• [Problem requirements] Look through the material below, count the lines containing the word "customers", and state only the count.

• [Raw records]
* Begin *

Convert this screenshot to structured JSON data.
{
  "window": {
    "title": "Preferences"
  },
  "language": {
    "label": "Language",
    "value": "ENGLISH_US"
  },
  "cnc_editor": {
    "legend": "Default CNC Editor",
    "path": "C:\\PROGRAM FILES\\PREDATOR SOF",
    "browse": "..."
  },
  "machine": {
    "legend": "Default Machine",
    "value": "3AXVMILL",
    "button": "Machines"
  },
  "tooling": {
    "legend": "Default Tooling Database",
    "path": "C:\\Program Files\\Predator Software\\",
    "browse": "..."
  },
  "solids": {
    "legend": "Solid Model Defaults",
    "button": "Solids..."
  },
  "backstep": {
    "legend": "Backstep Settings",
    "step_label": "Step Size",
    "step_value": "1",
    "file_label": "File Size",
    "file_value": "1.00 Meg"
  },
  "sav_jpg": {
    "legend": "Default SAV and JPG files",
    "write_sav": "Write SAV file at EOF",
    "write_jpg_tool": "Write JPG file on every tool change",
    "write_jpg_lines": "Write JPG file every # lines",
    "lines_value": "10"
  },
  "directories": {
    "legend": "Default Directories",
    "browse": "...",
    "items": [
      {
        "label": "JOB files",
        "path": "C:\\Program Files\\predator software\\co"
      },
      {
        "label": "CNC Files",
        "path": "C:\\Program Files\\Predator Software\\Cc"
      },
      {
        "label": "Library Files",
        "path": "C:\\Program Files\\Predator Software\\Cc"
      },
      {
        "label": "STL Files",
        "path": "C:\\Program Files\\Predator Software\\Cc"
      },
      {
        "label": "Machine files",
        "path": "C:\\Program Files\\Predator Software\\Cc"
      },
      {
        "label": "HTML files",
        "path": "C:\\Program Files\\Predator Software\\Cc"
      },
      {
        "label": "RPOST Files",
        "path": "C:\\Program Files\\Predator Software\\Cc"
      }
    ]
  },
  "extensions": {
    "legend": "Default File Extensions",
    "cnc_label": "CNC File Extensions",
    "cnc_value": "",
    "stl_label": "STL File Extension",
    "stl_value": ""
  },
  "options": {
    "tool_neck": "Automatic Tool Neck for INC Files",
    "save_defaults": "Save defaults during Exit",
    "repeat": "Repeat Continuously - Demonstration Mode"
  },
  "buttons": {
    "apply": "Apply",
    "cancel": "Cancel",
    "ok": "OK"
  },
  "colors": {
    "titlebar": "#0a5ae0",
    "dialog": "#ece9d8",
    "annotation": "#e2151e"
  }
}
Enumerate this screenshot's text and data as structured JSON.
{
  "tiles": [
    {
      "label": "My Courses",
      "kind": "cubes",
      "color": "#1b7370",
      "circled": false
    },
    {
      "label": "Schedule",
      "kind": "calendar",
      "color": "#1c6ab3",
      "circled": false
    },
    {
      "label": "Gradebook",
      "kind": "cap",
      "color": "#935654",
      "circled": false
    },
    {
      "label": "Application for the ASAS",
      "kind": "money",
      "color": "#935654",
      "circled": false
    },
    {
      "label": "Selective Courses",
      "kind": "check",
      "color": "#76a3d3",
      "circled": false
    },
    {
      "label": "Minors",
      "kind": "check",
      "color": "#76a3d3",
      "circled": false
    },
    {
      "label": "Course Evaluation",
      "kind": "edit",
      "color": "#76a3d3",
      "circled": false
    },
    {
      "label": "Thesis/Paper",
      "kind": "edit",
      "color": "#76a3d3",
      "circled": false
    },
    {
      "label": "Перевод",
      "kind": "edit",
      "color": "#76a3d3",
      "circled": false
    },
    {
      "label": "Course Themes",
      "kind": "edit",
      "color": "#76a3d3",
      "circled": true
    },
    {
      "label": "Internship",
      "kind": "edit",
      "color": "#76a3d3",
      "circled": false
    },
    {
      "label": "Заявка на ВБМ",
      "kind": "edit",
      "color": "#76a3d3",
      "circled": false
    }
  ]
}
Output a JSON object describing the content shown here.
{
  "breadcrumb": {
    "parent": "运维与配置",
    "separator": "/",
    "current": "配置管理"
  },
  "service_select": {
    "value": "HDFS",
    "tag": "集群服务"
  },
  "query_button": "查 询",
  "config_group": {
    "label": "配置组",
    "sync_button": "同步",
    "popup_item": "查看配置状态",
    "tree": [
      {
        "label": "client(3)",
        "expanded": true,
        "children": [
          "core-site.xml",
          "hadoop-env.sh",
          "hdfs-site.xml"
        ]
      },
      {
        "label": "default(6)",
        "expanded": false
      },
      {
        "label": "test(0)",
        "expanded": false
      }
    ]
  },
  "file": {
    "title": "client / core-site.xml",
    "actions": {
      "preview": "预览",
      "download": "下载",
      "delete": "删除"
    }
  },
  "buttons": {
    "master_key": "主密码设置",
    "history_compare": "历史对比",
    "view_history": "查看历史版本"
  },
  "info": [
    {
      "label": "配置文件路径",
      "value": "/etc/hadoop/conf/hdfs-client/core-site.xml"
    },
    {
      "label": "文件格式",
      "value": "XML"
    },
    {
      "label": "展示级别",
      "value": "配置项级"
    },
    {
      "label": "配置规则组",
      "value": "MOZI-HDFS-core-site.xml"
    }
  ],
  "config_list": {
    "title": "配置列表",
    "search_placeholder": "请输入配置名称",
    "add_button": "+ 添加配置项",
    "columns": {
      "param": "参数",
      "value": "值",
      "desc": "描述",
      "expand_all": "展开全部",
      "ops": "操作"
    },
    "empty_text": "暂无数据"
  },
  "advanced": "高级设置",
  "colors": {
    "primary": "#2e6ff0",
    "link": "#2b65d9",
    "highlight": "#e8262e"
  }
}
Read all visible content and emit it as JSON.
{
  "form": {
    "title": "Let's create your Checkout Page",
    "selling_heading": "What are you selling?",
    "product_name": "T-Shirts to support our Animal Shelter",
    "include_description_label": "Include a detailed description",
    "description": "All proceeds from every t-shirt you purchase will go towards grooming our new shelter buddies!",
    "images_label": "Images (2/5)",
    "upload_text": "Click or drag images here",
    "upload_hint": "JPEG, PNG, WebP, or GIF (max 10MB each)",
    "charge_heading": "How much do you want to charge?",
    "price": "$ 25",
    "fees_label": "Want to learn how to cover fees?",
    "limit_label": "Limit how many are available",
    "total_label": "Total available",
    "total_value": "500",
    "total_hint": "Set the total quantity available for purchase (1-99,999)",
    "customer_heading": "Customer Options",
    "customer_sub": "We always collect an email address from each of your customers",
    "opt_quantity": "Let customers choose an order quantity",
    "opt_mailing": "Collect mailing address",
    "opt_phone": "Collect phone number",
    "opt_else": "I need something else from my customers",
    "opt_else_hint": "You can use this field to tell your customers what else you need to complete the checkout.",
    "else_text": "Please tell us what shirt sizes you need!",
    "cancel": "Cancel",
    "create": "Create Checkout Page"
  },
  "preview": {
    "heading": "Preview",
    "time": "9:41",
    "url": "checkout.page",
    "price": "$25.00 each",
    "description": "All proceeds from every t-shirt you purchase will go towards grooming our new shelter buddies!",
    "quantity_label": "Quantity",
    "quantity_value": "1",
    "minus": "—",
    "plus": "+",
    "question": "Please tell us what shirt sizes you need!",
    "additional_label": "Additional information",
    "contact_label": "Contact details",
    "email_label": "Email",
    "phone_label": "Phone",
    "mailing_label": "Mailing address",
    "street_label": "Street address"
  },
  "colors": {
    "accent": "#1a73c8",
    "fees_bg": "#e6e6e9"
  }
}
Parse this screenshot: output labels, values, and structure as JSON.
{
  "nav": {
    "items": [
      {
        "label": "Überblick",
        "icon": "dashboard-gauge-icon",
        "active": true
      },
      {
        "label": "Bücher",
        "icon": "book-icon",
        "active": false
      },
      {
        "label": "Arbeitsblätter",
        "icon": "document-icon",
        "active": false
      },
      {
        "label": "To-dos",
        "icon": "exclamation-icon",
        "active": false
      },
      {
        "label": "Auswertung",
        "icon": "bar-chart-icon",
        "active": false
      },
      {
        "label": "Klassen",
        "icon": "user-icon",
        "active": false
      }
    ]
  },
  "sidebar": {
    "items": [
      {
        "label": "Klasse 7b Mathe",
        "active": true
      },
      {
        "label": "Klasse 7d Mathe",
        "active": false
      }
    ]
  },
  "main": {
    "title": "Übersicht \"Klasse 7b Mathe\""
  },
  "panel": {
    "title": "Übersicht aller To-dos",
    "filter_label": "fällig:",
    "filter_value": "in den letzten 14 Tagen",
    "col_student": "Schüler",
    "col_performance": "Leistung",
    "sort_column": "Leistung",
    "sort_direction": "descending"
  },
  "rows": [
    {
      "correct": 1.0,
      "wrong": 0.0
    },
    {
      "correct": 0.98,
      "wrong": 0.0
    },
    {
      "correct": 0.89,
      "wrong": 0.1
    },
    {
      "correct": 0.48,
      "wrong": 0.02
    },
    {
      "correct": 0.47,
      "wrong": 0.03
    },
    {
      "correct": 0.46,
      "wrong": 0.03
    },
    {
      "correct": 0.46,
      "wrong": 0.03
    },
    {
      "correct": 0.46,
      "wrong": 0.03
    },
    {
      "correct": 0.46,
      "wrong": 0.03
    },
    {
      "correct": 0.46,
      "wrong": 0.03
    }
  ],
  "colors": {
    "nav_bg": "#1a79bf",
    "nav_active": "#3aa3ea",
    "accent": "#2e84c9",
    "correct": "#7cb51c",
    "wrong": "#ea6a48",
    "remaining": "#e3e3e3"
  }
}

* End *

• [Answer for the task] 4